(Source records)
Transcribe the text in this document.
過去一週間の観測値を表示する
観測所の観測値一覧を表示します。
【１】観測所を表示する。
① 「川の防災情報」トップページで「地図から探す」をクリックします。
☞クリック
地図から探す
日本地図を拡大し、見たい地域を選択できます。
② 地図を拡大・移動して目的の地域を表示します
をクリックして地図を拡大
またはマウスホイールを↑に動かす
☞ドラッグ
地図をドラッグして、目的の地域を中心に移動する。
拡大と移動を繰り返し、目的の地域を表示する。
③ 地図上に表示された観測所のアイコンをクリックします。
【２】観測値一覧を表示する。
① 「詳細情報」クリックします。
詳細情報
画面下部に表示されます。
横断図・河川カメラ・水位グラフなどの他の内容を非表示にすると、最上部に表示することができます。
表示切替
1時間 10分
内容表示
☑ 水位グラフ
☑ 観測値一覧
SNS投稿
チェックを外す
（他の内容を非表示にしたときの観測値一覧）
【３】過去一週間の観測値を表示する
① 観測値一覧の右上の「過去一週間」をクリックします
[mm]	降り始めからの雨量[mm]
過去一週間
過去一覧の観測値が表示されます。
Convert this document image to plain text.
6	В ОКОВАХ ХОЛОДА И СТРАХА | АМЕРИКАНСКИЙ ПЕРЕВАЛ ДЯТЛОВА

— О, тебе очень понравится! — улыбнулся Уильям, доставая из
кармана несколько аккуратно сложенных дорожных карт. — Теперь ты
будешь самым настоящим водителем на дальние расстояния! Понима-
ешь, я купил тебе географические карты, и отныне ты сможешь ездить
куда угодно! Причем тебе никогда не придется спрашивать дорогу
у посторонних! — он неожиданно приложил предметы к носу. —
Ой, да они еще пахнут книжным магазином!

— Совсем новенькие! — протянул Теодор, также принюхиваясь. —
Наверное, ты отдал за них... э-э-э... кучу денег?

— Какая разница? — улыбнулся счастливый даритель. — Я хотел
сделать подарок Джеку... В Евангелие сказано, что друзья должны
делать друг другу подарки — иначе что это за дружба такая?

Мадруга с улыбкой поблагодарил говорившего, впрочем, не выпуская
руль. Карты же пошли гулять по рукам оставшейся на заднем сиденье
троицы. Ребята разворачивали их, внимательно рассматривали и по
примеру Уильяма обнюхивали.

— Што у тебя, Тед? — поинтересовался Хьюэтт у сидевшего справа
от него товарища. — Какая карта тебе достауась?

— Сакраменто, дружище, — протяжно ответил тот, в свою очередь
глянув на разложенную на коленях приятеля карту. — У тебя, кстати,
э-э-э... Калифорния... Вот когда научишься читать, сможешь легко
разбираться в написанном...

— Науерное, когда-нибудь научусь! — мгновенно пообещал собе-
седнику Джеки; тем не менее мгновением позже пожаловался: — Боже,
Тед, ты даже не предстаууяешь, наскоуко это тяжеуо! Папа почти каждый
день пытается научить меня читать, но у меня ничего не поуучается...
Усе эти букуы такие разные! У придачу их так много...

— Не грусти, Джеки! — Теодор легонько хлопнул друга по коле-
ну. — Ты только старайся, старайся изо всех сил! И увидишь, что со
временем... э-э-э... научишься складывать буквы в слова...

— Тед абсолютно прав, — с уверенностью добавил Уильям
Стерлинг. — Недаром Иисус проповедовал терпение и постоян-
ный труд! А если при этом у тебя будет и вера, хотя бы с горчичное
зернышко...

**What you have to do**
Print out every record again, exactly and in full.

**Output below**
Transcribe the text in this document.
過去一週間の観測値を表示する
観測所の観測値一覧を表示します。
【１】観測所を表示する。
① 「川の防災情報」トップページで「地図から探す」をクリックします。
☞クリック
地図から探す
日本地図を拡大し、見たい地域を選択できます。
② 地図を拡大・移動して目的の地域を表示します
をクリックして地図を拡大
またはマウスホイールを↑に動かす
☞ドラッグ
地図をドラッグして、目的の地域を中心に移動する。
拡大と移動を繰り返し、目的の地域を表示する。
③ 地図上に表示された観測所のアイコンをクリックします。
【２】観測値一覧を表示する。
① 「詳細情報」クリックします。
詳細情報
画面下部に表示されます。
横断図・河川カメラ・水位グラフなどの他の内容を非表示にすると、最上部に表示することができます。
表示切替
1時間 10分
内容表示
☑ 水位グラフ
☑ 観測値一覧
SNS投稿
チェックを外す
（他の内容を非表示にしたときの観測値一覧）
【３】過去一週間の観測値を表示する
① 観測値一覧の右上の「過去一週間」をクリックします
[mm]	降り始めからの雨量[mm]
過去一週間
過去一覧の観測値が表示されます。
Convert this document image to plain text.
6	В ОКОВАХ ХОЛОДА И СТРАХА | АМЕРИКАНСКИЙ ПЕРЕВАЛ ДЯТЛОВА

— О, тебе очень понравится! — улыбнулся Уильям, доставая из
кармана несколько аккуратно сложенных дорожных карт. — Теперь ты
будешь самым настоящим водителем на дальние расстояния! Понима-
ешь, я купил тебе географические карты, и отныне ты сможешь ездить
куда угодно! Причем тебе никогда не придется спрашивать дорогу
у посторонних! — он неожиданно приложил предметы к носу. —
Ой, да они еще пахнут книжным магазином!

— Совсем новенькие! — протянул Теодор, также принюхиваясь. —
Наверное, ты отдал за них... э-э-э... кучу денег?

— Какая разница? — улыбнулся счастливый даритель. — Я хотел
сделать подарок Джеку... В Евангелие сказано, что друзья должны
делать друг другу подарки — иначе что это за дружба такая?

Мадруга с улыбкой поблагодарил говорившего, впрочем, не выпуская
руль. Карты же пошли гулять по рукам оставшейся на заднем сиденье
троицы. Ребята разворачивали их, внимательно рассматривали и по
примеру Уильяма обнюхивали.

— Што у тебя, Тед? — поинтересовался Хьюэтт у сидевшего справа
от него товарища. — Какая карта тебе достауась?

— Сакраменто, дружище, — протяжно ответил тот, в свою очередь
глянув на разложенную на коленях приятеля карту. — У тебя, кстати,
э-э-э... Калифорния... Вот когда научишься читать, сможешь легко
разбираться в написанном...

— Науерное, когда-нибудь научусь! — мгновенно пообещал собе-
седнику Джеки; тем не менее мгновением позже пожаловался: — Боже,
Тед, ты даже не предстаууяешь, наскоуко это тяжеуо! Папа почти каждый
день пытается научить меня читать, но у меня ничего не поуучается...
Усе эти букуы такие разные! У придачу их так много...

— Не грусти, Джеки! — Теодор легонько хлопнул друга по коле-
ну. — Ты только старайся, старайся изо всех сил! И увидишь, что со
временем... э-э-э... научишься складывать буквы в слова...

— Тед абсолютно прав, — с уверенностью добавил Уильям
Стерлинг. — Недаром Иисус проповедовал терпение и постоян-
ный труд! А если при этом у тебя будет и вера, хотя бы с горчичное
зернышко...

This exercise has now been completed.